▶ [Consegna 1]: Nella cronaca di Sampdoria-Albinoleffe, indichi tutti i giocatori che vanno a segno nel corso della partita.
▶ [Consegna 2]: Riscriva in forma di elenco puntato il paragrafo della cronaca di Sampdoria-Albinoleffe che inizia con «Il primo tempo racconta», conservandone i fatti principali.
▶ [Consegna 3]: Citi testualmente il passo della cronaca di Sampdoria-Albinoleffe da «Il primo tempo» a «negli ultimi metri.».

▶ [Brano]:

Primavera 2
21 Febbraio 2026
SAMPDORIA-ALBINOLEFFE PRIMAVERA 2 • Tommaso Casalino e Christian Rinaldi
Ci sono momenti in cui la stagione smette di essere una traiettoria e diventa una caduta libera. L’Albinoleffe è dentro a quel vortice. La sconfitta contro la Sampdoria – la quarta consecutiva – non è solo un altro passo falso: è un campanello che suona forte, fortissimo, in una classifica che ora fa paura. I seriani scivolano dietro proprio ai blucerchiati, vengono sorpassati in zona playout e si ritrovano con appena tre punti di margine sulla zona rossa. Una fotografia impensabile a inizio campionato, quando l’orizzonte era ben diverso. Per la Samp, invece, è una vittoria che pesa come un macigno al contrario: terzo successo esterno di fila dopo Sudtirol e Venezia, ossigeno puro e una salvezza che torna a sembrare possibile.
Il primo tempo racconta di una Samp più lucida, più pronta a sfruttare l’errore altrui. Dopo appena tre minuti Lelli prova dal limite, ma Carrara blocca a terra. Al 20’ è Amarandei a cercare il colpo da fuori, ancora Carrara è attento e alza sopra la traversa. L’Albinoleffe fatica a costruire con continuità, sbaglia qualche scelta di troppo in uscita e al 28’ paga dazio: errore in disimpegno della retroguardia seriana, Casalino si avventa sul pallone e deposita in rete l’1-0 blucerchiato. I padroni di casa provano a reagire con Nespoli, che parte dalla destra, si accentra e calcia senza trovare lo specchio, mentre nel finale è Mezzotero a sfiorare il raddoppio di testa su cross dalla destra. Il copione è chiaro: la Samp attende e punisce, l’Albinoleffe rincorre senza mai trovare vera precisione negli ultimi metri.
Nella ripresa la tensione cresce e la partita si spezza in episodi. Al 59’ Amarandei ha spazio in contropiede ma calcia debole, poi al 65’ arriva la grande occasione seriana: Colombi si presenta a tu per tu con Musio, ma il portiere doriano lo ipnotizza e salva il risultato. È il momento che pesa. Tre minuti dopo, su un rimpallo perso attorno alla metà campo, la Samp riparte e Valenza supera Carrara con un pallonetto beffardo che vale il 2-0. Sembra finita, ma la gara cambia ancora volto: al 78’ la Samp resta in dieci per il doppio giallo a Pisani, e all’83’ torna la parità numerica con l’espulsione di Colombi. All’86’ l’episodio che riaccende la speranza: fallo su Rinaldi, rigore. Dal dischetto lo stesso Rinaldi spiazza Musio e riapre il match. L’Albinoleffe si getta in avanti con orgoglio, e al 93’ ha la palla del pareggio: Nespoli calcia a botta sicura, ma Musio compie un miracolo e devia in corner. È l’ultimo respiro. Il triplice fischio consegna ai seriani una crisi che ora non può più essere ignorata. Perché quando la paura entra nella classifica, non basta il cuore nel finale: serve una svolta vera, prima che il margine si trasformi in condanna.

▶ [Dati estratti]:
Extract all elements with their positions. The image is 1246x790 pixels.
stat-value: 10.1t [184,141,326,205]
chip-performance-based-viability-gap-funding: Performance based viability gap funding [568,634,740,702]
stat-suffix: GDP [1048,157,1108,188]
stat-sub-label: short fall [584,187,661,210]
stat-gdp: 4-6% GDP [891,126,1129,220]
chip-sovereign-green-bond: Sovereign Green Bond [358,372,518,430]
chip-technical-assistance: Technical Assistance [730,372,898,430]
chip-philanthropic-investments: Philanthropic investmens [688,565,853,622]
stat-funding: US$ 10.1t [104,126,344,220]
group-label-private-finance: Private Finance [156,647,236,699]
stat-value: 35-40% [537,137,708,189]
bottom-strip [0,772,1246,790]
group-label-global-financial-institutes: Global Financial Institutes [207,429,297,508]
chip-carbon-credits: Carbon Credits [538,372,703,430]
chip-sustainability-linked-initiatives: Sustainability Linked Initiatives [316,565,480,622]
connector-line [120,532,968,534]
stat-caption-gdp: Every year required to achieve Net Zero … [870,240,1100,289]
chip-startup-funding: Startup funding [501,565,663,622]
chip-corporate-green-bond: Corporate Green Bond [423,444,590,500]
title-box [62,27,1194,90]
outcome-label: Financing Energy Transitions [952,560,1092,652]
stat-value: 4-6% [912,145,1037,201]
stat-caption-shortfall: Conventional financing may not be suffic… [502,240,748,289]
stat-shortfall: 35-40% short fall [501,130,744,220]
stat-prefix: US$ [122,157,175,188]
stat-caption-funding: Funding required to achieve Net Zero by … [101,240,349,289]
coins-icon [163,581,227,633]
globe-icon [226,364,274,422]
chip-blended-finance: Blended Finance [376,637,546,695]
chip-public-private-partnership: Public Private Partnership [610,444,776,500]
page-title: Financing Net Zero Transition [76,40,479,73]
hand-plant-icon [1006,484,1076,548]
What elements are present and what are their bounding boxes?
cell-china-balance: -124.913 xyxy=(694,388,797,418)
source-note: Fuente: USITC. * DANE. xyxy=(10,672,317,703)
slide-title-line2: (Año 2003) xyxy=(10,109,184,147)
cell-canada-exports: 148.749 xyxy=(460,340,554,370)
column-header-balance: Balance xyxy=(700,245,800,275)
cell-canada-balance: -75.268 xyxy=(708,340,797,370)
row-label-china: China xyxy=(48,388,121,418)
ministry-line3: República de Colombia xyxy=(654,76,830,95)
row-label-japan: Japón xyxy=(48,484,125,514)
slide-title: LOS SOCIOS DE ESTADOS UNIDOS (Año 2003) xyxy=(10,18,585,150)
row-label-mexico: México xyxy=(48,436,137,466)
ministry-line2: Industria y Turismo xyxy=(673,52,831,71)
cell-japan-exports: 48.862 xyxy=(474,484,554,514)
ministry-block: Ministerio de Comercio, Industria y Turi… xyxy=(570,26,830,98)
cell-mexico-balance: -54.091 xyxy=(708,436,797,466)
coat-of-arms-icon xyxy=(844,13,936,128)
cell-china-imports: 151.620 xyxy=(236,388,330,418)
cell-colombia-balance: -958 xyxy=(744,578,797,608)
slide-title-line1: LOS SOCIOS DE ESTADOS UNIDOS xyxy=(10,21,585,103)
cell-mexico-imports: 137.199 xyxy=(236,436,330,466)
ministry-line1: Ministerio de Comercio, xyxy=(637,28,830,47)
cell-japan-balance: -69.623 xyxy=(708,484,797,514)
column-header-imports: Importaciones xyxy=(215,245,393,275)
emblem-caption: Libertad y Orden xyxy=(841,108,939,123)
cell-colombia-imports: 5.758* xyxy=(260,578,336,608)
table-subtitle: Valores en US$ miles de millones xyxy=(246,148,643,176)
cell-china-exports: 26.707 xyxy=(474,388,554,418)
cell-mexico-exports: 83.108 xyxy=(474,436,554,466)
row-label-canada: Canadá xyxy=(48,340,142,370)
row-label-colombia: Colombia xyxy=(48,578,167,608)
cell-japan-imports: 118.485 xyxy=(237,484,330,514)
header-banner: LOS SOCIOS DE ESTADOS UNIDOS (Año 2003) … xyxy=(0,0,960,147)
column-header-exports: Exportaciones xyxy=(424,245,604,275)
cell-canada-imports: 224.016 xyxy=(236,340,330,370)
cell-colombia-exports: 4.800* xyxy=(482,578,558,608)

▶ [Soluzione 1]: Casalino, Valenza, Rinaldi

▶ [Soluzione 2]:
- Al 3' Lelli tira dal limite e Carrara blocca a terra.
- Al 20' Amarandei tenta da fuori e Carrara alza sopra la traversa.
- L'Albinoleffe fatica a costruire e sbaglia alcune scelte in uscita.
- Al 28', su un errore in disimpegno della difesa seriana, Casalino segna l'1-0 per la Samp.
- I padroni di casa reagiscono con Nespoli, che si accentra dalla destra e calcia fuori dallo specchio.
- Nel finale Mezzotero sfiora di testa il raddoppio su cross dalla destra.
- La Samp attende e punisce, mentre l'Albinoleffe rincorre senza precisione negli ultimi metri.

▶ [Soluzione 3]:
Il primo tempo racconta di una Samp più lucida, più pronta a sfruttare l’errore altrui. Dopo appena tre minuti Lelli prova dal limite, ma Carrara blocca a terra. Al 20’ è Amarandei a cercare il colpo da fuori, ancora Carrara è attento e alza sopra la traversa. L’Albinoleffe fatica a costruire con continuità, sbaglia qualche scelta di troppo in uscita e al 28’ paga dazio: errore in disimpegno della retroguardia seriana, Casalino si avventa sul pallone e deposita in rete l’1-0 blucerchiato. I padroni di casa provano a reagire con Nespoli, che parte dalla destra, si accentra e calcia senza trovare lo specchio, mentre nel finale è Mezzotero a sfiorare il raddoppio di testa su cross dalla destra. Il copione è chiaro: la Samp attende e punisce, l’Albinoleffe rincorre senza mai trovare vera precisione negli ultimi metri.